Below is a block of data; give all of it again word for word.

--- BEGIN Records for the exercise ---

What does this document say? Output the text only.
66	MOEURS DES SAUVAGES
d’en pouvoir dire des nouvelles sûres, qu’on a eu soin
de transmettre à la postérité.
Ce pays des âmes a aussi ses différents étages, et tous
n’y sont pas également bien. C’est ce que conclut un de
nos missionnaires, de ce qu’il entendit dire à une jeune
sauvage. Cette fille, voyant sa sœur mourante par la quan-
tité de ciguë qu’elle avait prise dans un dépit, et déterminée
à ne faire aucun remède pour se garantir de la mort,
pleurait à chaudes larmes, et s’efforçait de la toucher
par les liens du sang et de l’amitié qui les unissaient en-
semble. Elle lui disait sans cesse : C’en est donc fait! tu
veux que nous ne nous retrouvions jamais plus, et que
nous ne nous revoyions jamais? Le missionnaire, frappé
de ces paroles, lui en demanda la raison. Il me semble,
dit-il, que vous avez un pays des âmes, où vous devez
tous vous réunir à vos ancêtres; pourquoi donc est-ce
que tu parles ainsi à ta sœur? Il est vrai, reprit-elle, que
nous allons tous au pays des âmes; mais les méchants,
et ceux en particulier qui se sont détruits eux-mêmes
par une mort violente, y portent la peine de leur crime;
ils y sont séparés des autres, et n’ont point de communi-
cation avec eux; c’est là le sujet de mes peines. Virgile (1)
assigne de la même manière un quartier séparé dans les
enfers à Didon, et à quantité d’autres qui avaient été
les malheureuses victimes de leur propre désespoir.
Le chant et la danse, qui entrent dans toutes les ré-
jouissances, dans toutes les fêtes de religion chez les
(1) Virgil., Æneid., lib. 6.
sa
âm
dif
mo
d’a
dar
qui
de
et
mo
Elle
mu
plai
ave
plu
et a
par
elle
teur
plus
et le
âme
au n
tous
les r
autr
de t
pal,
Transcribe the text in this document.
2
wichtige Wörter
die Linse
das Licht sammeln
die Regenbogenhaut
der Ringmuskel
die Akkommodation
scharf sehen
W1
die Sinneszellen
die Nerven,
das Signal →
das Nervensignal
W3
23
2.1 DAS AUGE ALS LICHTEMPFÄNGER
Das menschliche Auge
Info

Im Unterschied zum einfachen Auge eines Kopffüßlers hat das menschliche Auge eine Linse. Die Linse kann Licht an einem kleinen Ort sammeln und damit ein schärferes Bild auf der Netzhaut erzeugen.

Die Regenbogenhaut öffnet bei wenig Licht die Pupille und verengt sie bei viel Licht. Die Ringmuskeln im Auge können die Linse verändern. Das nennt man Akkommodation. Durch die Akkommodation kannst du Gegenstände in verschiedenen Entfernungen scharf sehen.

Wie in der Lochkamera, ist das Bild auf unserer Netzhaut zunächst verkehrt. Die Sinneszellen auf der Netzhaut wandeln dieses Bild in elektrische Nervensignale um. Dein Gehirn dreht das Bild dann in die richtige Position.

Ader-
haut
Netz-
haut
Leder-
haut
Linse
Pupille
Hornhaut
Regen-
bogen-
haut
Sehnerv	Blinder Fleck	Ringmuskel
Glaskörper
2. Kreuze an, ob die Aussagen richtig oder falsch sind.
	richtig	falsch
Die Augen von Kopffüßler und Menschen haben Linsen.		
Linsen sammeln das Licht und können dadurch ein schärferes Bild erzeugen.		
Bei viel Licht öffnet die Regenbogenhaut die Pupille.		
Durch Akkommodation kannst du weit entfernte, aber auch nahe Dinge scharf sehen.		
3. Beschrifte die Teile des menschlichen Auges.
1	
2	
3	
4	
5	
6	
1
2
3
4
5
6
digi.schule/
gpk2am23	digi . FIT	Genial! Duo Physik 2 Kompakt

--- END Records for the exercise ---

▶ [Finished answer]:
What does this document say? Output the text only.
66	MOEURS DES SAUVAGES
d’en pouvoir dire des nouvelles sûres, qu’on a eu soin
de transmettre à la postérité.
Ce pays des âmes a aussi ses différents étages, et tous
n’y sont pas également bien. C’est ce que conclut un de
nos missionnaires, de ce qu’il entendit dire à une jeune
sauvage. Cette fille, voyant sa sœur mourante par la quan-
tité de ciguë qu’elle avait prise dans un dépit, et déterminée
à ne faire aucun remède pour se garantir de la mort,
pleurait à chaudes larmes, et s’efforçait de la toucher
par les liens du sang et de l’amitié qui les unissaient en-
semble. Elle lui disait sans cesse : C’en est donc fait! tu
veux que nous ne nous retrouvions jamais plus, et que
nous ne nous revoyions jamais? Le missionnaire, frappé
de ces paroles, lui en demanda la raison. Il me semble,
dit-il, que vous avez un pays des âmes, où vous devez
tous vous réunir à vos ancêtres; pourquoi donc est-ce
que tu parles ainsi à ta sœur? Il est vrai, reprit-elle, que
nous allons tous au pays des âmes; mais les méchants,
et ceux en particulier qui se sont détruits eux-mêmes
par une mort violente, y portent la peine de leur crime;
ils y sont séparés des autres, et n’ont point de communi-
cation avec eux; c’est là le sujet de mes peines. Virgile (1)
assigne de la même manière un quartier séparé dans les
enfers à Didon, et à quantité d’autres qui avaient été
les malheureuses victimes de leur propre désespoir.
Le chant et la danse, qui entrent dans toutes les ré-
jouissances, dans toutes les fêtes de religion chez les
(1) Virgil., Æneid., lib. 6.
sa
âm
dif
mo
d’a
dar
qui
de
et
mo
Elle
mu
plai
ave
plu
et a
par
elle
teur
plus
et le
âme
au n
tous
les r
autr
de t
pal,
Transcribe the text in this document.
2
wichtige Wörter
die Linse
das Licht sammeln
die Regenbogenhaut
der Ringmuskel
die Akkommodation
scharf sehen
W1
die Sinneszellen
die Nerven,
das Signal →
das Nervensignal
W3
23
2.1 DAS AUGE ALS LICHTEMPFÄNGER
Das menschliche Auge
Info

Im Unterschied zum einfachen Auge eines Kopffüßlers hat das menschliche Auge eine Linse. Die Linse kann Licht an einem kleinen Ort sammeln und damit ein schärferes Bild auf der Netzhaut erzeugen.

Die Regenbogenhaut öffnet bei wenig Licht die Pupille und verengt sie bei viel Licht. Die Ringmuskeln im Auge können die Linse verändern. Das nennt man Akkommodation. Durch die Akkommodation kannst du Gegenstände in verschiedenen Entfernungen scharf sehen.

Wie in der Lochkamera, ist das Bild auf unserer Netzhaut zunächst verkehrt. Die Sinneszellen auf der Netzhaut wandeln dieses Bild in elektrische Nervensignale um. Dein Gehirn dreht das Bild dann in die richtige Position.

Ader-
haut
Netz-
haut
Leder-
haut
Linse
Pupille
Hornhaut
Regen-
bogen-
haut
Sehnerv	Blinder Fleck	Ringmuskel
Glaskörper
2. Kreuze an, ob die Aussagen richtig oder falsch sind.
	richtig	falsch
Die Augen von Kopffüßler und Menschen haben Linsen.		
Linsen sammeln das Licht und können dadurch ein schärferes Bild erzeugen.		
Bei viel Licht öffnet die Regenbogenhaut die Pupille.		
Durch Akkommodation kannst du weit entfernte, aber auch nahe Dinge scharf sehen.		
3. Beschrifte die Teile des menschlichen Auges.
1	
2	
3	
4	
5	
6	
1
2
3
4
5
6
digi.schule/
gpk2am23	digi . FIT	Genial! Duo Physik 2 Kompakt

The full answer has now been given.